| Available records |
• • • • • • •
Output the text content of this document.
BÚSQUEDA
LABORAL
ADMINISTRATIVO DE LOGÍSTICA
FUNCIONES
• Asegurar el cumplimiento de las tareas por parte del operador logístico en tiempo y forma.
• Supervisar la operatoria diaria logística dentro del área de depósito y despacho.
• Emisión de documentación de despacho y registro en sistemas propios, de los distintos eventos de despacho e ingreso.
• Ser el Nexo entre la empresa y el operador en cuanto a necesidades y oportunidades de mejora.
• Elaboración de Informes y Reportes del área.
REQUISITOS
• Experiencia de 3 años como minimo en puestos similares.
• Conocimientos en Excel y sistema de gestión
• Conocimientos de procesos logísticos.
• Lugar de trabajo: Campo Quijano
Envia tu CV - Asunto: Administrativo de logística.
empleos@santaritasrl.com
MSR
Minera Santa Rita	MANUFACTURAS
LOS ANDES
• • • • • • •
| Task |
Which lines hold the string "Conocimientos"? Copy all of them from the data above.

| The answer |
• Conocimientos en Excel y sistema de gestión
• Conocimientos de procesos logísticos.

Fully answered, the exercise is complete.